** START SUPPLIED MATERIAL **

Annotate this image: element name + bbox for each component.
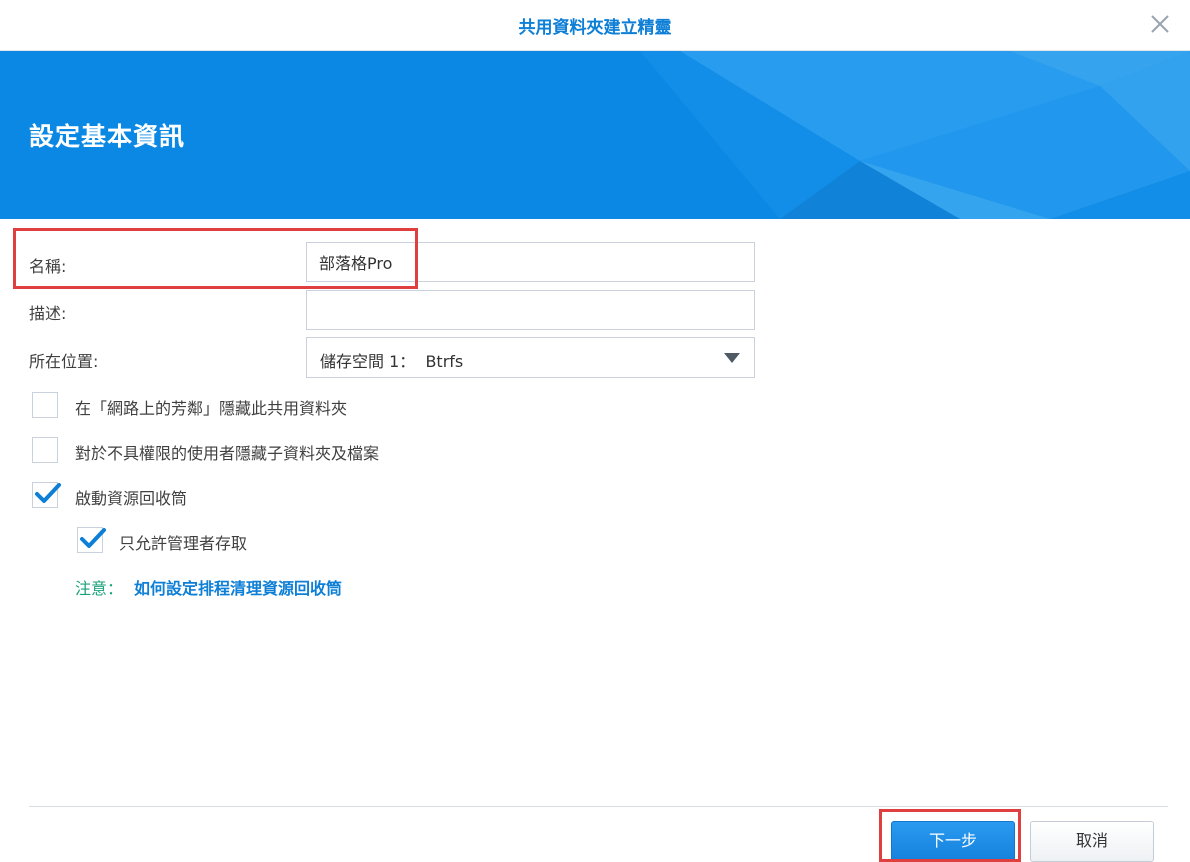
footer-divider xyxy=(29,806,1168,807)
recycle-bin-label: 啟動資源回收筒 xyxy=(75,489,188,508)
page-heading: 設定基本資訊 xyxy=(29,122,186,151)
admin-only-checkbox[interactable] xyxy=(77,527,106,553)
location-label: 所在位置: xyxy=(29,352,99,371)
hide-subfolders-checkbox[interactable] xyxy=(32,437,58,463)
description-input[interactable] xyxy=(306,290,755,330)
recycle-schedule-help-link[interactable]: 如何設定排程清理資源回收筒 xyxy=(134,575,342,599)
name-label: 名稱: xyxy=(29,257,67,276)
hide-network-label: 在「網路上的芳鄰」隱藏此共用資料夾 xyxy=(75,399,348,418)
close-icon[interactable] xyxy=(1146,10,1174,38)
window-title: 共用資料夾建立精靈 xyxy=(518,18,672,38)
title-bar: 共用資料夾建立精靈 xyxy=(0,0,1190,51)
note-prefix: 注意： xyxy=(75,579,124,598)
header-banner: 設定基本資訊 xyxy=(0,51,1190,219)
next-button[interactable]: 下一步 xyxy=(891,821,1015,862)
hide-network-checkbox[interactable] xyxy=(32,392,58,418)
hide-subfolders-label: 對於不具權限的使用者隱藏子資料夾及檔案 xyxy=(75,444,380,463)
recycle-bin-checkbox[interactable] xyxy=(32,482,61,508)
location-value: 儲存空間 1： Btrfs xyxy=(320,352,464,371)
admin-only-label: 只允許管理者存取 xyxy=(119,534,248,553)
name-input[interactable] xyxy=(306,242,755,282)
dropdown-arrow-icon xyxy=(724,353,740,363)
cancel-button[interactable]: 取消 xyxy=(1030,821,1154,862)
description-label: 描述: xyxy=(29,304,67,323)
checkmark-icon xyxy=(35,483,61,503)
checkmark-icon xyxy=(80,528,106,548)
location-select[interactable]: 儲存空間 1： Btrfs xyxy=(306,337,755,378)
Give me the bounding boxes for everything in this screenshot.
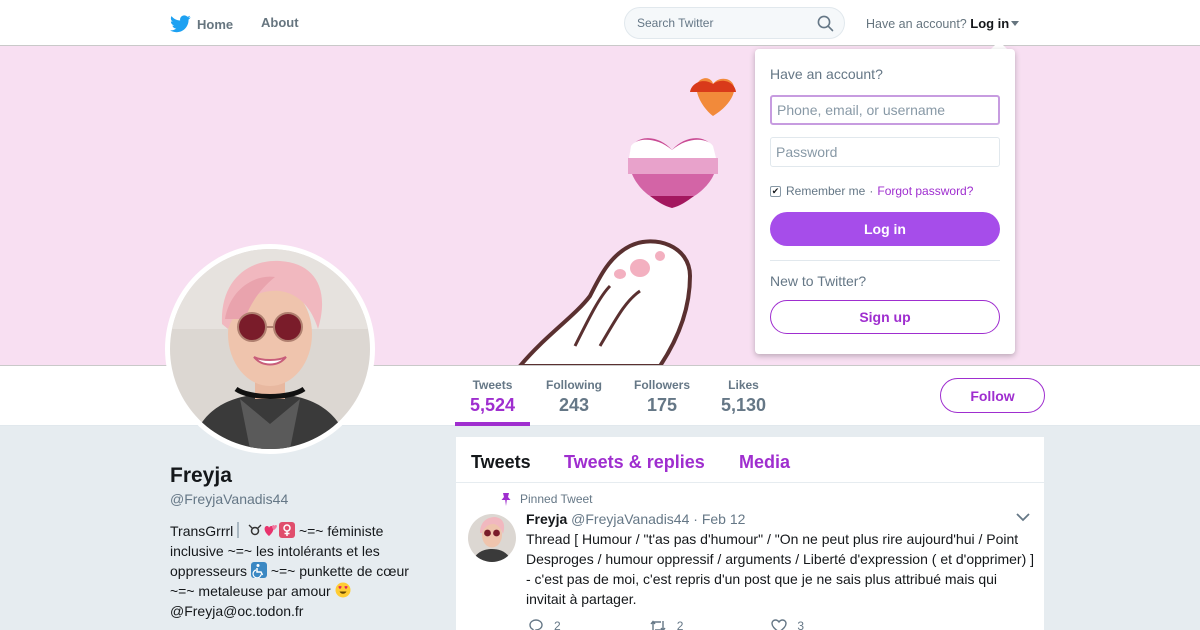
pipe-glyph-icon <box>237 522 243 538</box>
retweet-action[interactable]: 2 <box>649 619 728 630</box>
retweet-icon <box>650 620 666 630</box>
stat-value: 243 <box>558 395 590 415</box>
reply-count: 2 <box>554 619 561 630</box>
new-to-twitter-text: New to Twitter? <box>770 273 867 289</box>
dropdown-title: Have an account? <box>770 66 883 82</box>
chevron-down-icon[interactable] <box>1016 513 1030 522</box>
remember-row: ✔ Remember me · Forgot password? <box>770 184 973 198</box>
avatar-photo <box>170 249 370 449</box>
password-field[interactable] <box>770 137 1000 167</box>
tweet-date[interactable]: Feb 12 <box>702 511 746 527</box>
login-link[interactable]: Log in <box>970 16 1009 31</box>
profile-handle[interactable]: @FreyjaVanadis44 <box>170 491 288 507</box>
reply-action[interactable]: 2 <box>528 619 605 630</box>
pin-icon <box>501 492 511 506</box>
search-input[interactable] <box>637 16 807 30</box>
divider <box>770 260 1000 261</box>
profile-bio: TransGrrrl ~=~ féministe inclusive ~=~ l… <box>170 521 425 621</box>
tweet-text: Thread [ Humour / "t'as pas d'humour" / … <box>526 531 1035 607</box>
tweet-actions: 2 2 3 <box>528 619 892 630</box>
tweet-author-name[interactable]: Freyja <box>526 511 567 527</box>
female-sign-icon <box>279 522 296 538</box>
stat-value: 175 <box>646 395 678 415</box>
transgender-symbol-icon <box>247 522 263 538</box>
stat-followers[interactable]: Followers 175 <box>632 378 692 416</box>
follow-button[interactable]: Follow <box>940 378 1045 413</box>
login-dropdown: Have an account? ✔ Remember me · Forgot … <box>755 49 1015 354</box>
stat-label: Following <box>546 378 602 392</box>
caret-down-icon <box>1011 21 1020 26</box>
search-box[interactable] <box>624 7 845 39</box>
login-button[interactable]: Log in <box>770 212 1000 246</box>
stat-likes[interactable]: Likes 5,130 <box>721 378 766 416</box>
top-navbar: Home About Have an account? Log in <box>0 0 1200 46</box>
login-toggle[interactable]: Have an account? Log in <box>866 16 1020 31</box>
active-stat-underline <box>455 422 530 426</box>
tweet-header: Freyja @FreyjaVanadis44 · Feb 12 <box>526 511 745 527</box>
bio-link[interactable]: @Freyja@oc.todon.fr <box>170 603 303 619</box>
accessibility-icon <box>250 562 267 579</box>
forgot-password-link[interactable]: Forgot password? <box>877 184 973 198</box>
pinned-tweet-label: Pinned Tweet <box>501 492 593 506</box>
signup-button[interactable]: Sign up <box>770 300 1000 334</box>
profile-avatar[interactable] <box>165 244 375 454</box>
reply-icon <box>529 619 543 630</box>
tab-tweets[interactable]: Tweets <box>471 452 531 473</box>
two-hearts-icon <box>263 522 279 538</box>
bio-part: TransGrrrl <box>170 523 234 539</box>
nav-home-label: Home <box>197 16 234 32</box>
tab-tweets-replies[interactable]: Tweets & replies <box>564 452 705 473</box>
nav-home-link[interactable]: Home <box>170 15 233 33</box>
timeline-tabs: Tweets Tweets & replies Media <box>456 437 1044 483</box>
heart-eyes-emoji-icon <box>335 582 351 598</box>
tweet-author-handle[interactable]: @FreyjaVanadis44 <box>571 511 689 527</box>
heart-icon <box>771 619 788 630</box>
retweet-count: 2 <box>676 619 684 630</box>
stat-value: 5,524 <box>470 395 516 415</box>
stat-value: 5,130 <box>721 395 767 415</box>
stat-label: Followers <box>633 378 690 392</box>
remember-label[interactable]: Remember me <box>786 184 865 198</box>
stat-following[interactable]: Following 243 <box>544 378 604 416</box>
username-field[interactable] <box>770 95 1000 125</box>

** END SUPPLIED MATERIAL **

> [GOAL OF THE EXERCISE]
Write out all the entries again with every "stat-value" switched to "stat-number" and everything else left unchanged. Omit the pictures from your answer.

> [FINISHED EXERCISE]
Annotate this image: element name + bbox for each component.
footer-divider xyxy=(29,806,1168,807)
recycle-bin-label: 啟動資源回收筒 xyxy=(75,489,188,508)
page-heading: 設定基本資訊 xyxy=(29,122,186,151)
admin-only-checkbox[interactable] xyxy=(77,527,106,553)
location-label: 所在位置: xyxy=(29,352,99,371)
hide-subfolders-checkbox[interactable] xyxy=(32,437,58,463)
description-input[interactable] xyxy=(306,290,755,330)
recycle-schedule-help-link[interactable]: 如何設定排程清理資源回收筒 xyxy=(134,575,342,599)
name-label: 名稱: xyxy=(29,257,67,276)
hide-network-label: 在「網路上的芳鄰」隱藏此共用資料夾 xyxy=(75,399,348,418)
close-icon[interactable] xyxy=(1146,10,1174,38)
window-title: 共用資料夾建立精靈 xyxy=(518,18,672,38)
title-bar: 共用資料夾建立精靈 xyxy=(0,0,1190,51)
note-prefix: 注意： xyxy=(75,579,124,598)
header-banner: 設定基本資訊 xyxy=(0,51,1190,219)
next-button[interactable]: 下一步 xyxy=(891,821,1015,862)
hide-network-checkbox[interactable] xyxy=(32,392,58,418)
hide-subfolders-label: 對於不具權限的使用者隱藏子資料夾及檔案 xyxy=(75,444,380,463)
recycle-bin-checkbox[interactable] xyxy=(32,482,61,508)
location-value: 儲存空間 1： Btrfs xyxy=(320,352,464,371)
admin-only-label: 只允許管理者存取 xyxy=(119,534,248,553)
name-input[interactable] xyxy=(306,242,755,282)
dropdown-arrow-icon xyxy=(724,353,740,363)
cancel-button[interactable]: 取消 xyxy=(1030,821,1154,862)
description-label: 描述: xyxy=(29,304,67,323)
checkmark-icon xyxy=(35,483,61,503)
checkmark-icon xyxy=(80,528,106,548)
location-select[interactable]: 儲存空間 1： Btrfs xyxy=(306,337,755,378)
Give me the bounding boxes for everything in this screenshot.
pipe-glyph-icon <box>237 522 243 538</box>
retweet-action[interactable]: 2 <box>649 619 728 630</box>
retweet-icon <box>650 620 666 630</box>
stat-number: 243 <box>558 395 590 415</box>
reply-count: 2 <box>554 619 561 630</box>
new-to-twitter-text: New to Twitter? <box>770 273 867 289</box>
dropdown-title: Have an account? <box>770 66 883 82</box>
chevron-down-icon[interactable] <box>1016 513 1030 522</box>
remember-row: ✔ Remember me · Forgot password? <box>770 184 973 198</box>
avatar-photo <box>170 249 370 449</box>
password-field[interactable] <box>770 137 1000 167</box>
tweet-date[interactable]: Feb 12 <box>702 511 746 527</box>
login-link[interactable]: Log in <box>970 16 1009 31</box>
profile-handle[interactable]: @FreyjaVanadis44 <box>170 491 288 507</box>
reply-action[interactable]: 2 <box>528 619 605 630</box>
pin-icon <box>501 492 511 506</box>
search-input[interactable] <box>637 16 807 30</box>
divider <box>770 260 1000 261</box>
profile-bio: TransGrrrl ~=~ féministe inclusive ~=~ l… <box>170 521 425 621</box>
tweet-text: Thread [ Humour / "t'as pas d'humour" / … <box>526 531 1035 607</box>
tweet-actions: 2 2 3 <box>528 619 892 630</box>
tweet-author-name[interactable]: Freyja <box>526 511 567 527</box>
female-sign-icon <box>279 522 296 538</box>
stat-number: 175 <box>646 395 678 415</box>
transgender-symbol-icon <box>247 522 263 538</box>
stat-followers[interactable]: Followers 175 <box>632 378 692 416</box>
follow-button[interactable]: Follow <box>940 378 1045 413</box>
login-dropdown: Have an account? ✔ Remember me · Forgot … <box>755 49 1015 354</box>
stat-label: Following <box>546 378 602 392</box>
caret-down-icon <box>1011 21 1020 26</box>
search-box[interactable] <box>624 7 845 39</box>
login-button[interactable]: Log in <box>770 212 1000 246</box>
stat-likes[interactable]: Likes 5,130 <box>721 378 766 416</box>
top-navbar: Home About Have an account? Log in <box>0 0 1200 46</box>
login-toggle[interactable]: Have an account? Log in <box>866 16 1020 31</box>
active-stat-underline <box>455 422 530 426</box>
tweet-header: Freyja @FreyjaVanadis44 · Feb 12 <box>526 511 745 527</box>
bio-link[interactable]: @Freyja@oc.todon.fr <box>170 603 303 619</box>
accessibility-icon <box>250 562 267 579</box>
forgot-password-link[interactable]: Forgot password? <box>877 184 973 198</box>
pinned-tweet-label: Pinned Tweet <box>501 492 593 506</box>
signup-button[interactable]: Sign up <box>770 300 1000 334</box>
profile-avatar[interactable] <box>165 244 375 454</box>
reply-icon <box>529 619 543 630</box>
tab-tweets[interactable]: Tweets <box>471 452 531 473</box>
two-hearts-icon <box>263 522 279 538</box>
bio-part: TransGrrrl <box>170 523 234 539</box>
nav-home-label: Home <box>197 16 234 32</box>
tab-tweets-replies[interactable]: Tweets & replies <box>564 452 705 473</box>
nav-home-link[interactable]: Home <box>170 15 233 33</box>
timeline-tabs: Tweets Tweets & replies Media <box>456 437 1044 483</box>
heart-eyes-emoji-icon <box>335 582 351 598</box>
tweet-author-handle[interactable]: @FreyjaVanadis44 <box>571 511 689 527</box>
heart-icon <box>771 619 788 630</box>
retweet-count: 2 <box>676 619 684 630</box>
stat-number: 5,524 <box>470 395 516 415</box>
stat-number: 5,130 <box>721 395 767 415</box>
stat-label: Followers <box>633 378 690 392</box>
remember-label[interactable]: Remember me <box>786 184 865 198</box>
stat-following[interactable]: Following 243 <box>544 378 604 416</box>
username-field[interactable] <box>770 95 1000 125</box>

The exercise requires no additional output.